What is asked -
Copy the lines below word for word, leaving out the pictures.

Extracted information -
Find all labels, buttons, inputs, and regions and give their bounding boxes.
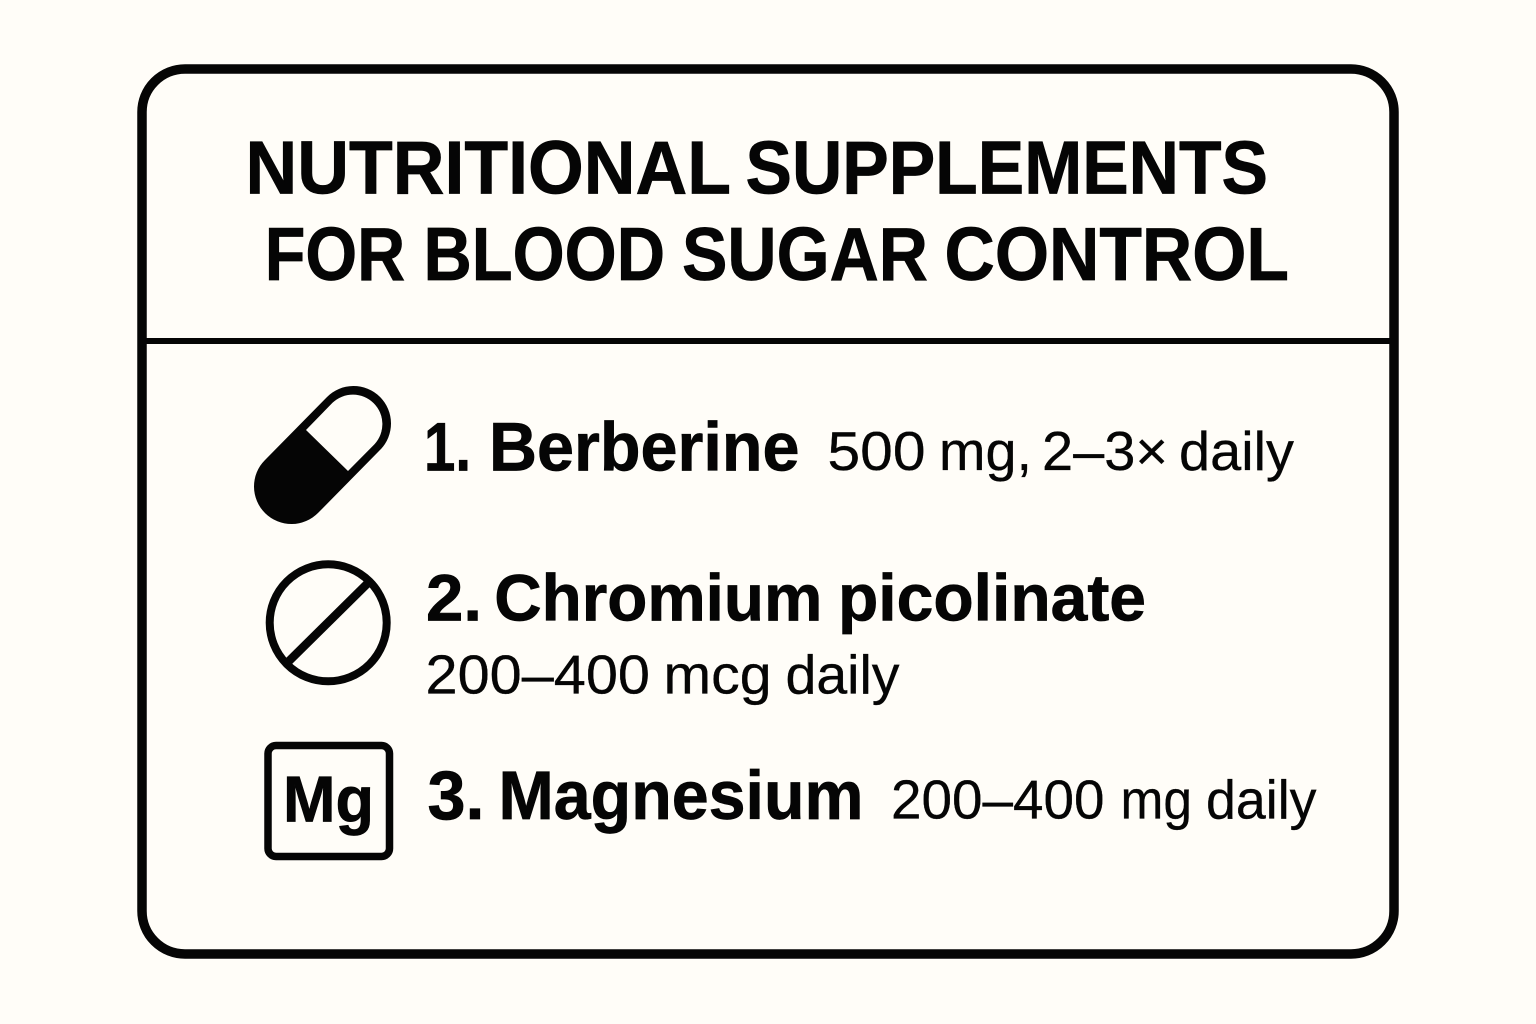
icon: capsule: [292, 395, 382, 486]
title: SUPPLEMENTS: [746, 126, 1268, 210]
panel: main card: [142, 69, 1394, 954]
item 2: Chromium picolinate: [426, 560, 1146, 706]
item 3: Magnesium: mg: [1120, 768, 1192, 830]
item 2: Chromium picolinate: daily: [786, 644, 900, 706]
item 2: Chromium picolinate: 2.: [426, 560, 482, 634]
item 3: Magnesium: 200–400: [891, 768, 1104, 830]
item 3: Magnesium: 3.: [428, 757, 484, 834]
item 2: Chromium picolinate: 200–400: [426, 644, 650, 706]
item 2: Chromium picolinate: mcg: [664, 644, 772, 706]
item 3: Magnesium: [428, 757, 1317, 834]
title: [246, 126, 1289, 296]
icon: tablet: [270, 564, 387, 681]
title: NUTRITIONAL: [246, 126, 731, 210]
icon: magnesium box: [268, 746, 390, 856]
icon: magnesium box: Mg: [283, 763, 374, 836]
title: BLOOD: [424, 212, 665, 296]
item 1: Berberine: [424, 408, 1294, 486]
title: FOR: [265, 212, 405, 296]
item 1: Berberine: Berberine: [489, 408, 800, 486]
item 3: Magnesium: daily: [1206, 768, 1317, 830]
item 1: Berberine: 2–3×: [1042, 420, 1168, 482]
item 1: Berberine: daily: [1179, 420, 1294, 482]
title: CONTROL: [944, 212, 1289, 296]
title: SUGAR: [682, 212, 928, 296]
item 1: Berberine: mg,: [939, 420, 1032, 482]
item 1: Berberine: 500: [828, 420, 926, 482]
item 2: Chromium picolinate: picolinate: [838, 560, 1146, 634]
item 3: Magnesium: Magnesium: [498, 757, 864, 834]
item 1: Berberine: 1.: [424, 408, 471, 486]
item 2: Chromium picolinate: Chromium: [494, 560, 822, 634]
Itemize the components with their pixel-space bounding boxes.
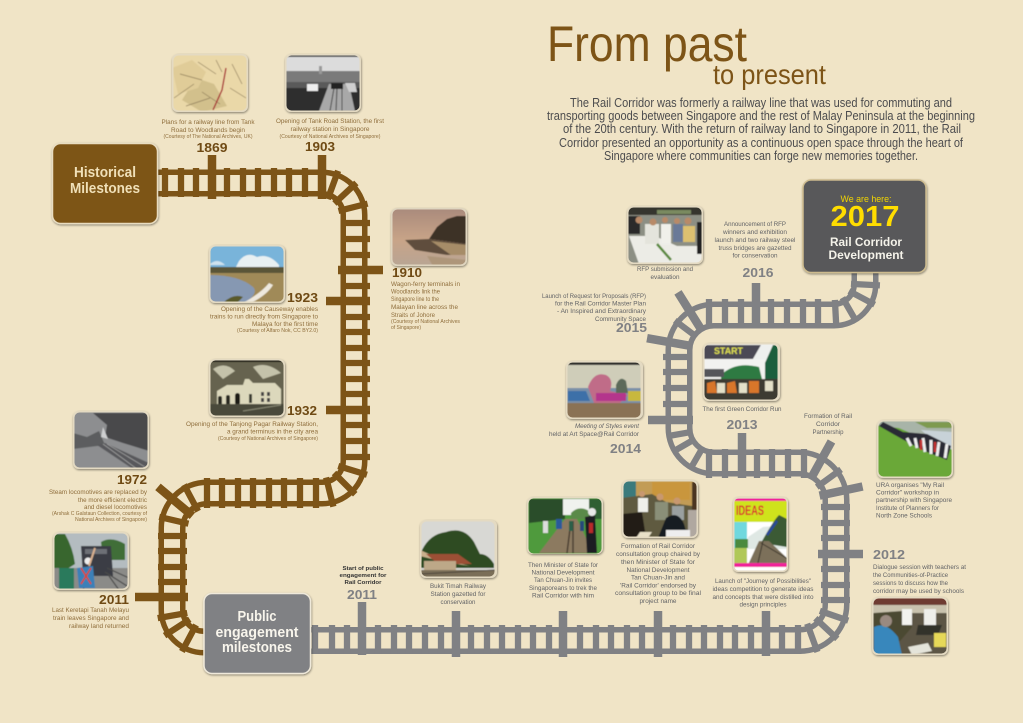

Response to this task -
Find all labels, buttons, inputs, and regions and give their bounding boxes.
icon: capsule: [292, 395, 382, 486]
title: SUPPLEMENTS: [746, 126, 1268, 210]
panel: main card: [142, 69, 1394, 954]
item 2: Chromium picolinate: [426, 560, 1146, 706]
item 3: Magnesium: mg: [1120, 768, 1192, 830]
item 2: Chromium picolinate: daily: [786, 644, 900, 706]
item 2: Chromium picolinate: 2.: [426, 560, 482, 634]
item 3: Magnesium: 200–400: [891, 768, 1104, 830]
item 3: Magnesium: 3.: [428, 757, 484, 834]
item 2: Chromium picolinate: 200–400: [426, 644, 650, 706]
item 2: Chromium picolinate: mcg: [664, 644, 772, 706]
item 3: Magnesium: [428, 757, 1317, 834]
title: [246, 126, 1289, 296]
icon: tablet: [270, 564, 387, 681]
title: NUTRITIONAL: [246, 126, 731, 210]
icon: magnesium box: [268, 746, 390, 856]
icon: magnesium box: Mg: [283, 763, 374, 836]
title: BLOOD: [424, 212, 665, 296]
item 1: Berberine: [424, 408, 1294, 486]
title: FOR: [265, 212, 405, 296]
item 1: Berberine: Berberine: [489, 408, 800, 486]
item 3: Magnesium: daily: [1206, 768, 1317, 830]
item 1: Berberine: 2–3×: [1042, 420, 1168, 482]
item 1: Berberine: daily: [1179, 420, 1294, 482]
title: CONTROL: [944, 212, 1289, 296]
title: SUGAR: [682, 212, 928, 296]
item 1: Berberine: mg,: [939, 420, 1032, 482]
item 1: Berberine: 500: [828, 420, 926, 482]
item 2: Chromium picolinate: picolinate: [838, 560, 1146, 634]
item 3: Magnesium: Magnesium: [498, 757, 864, 834]
item 1: Berberine: 1.: [424, 408, 471, 486]
item 2: Chromium picolinate: Chromium: [494, 560, 822, 634]
Itemize the components with their pixel-space bounding boxes.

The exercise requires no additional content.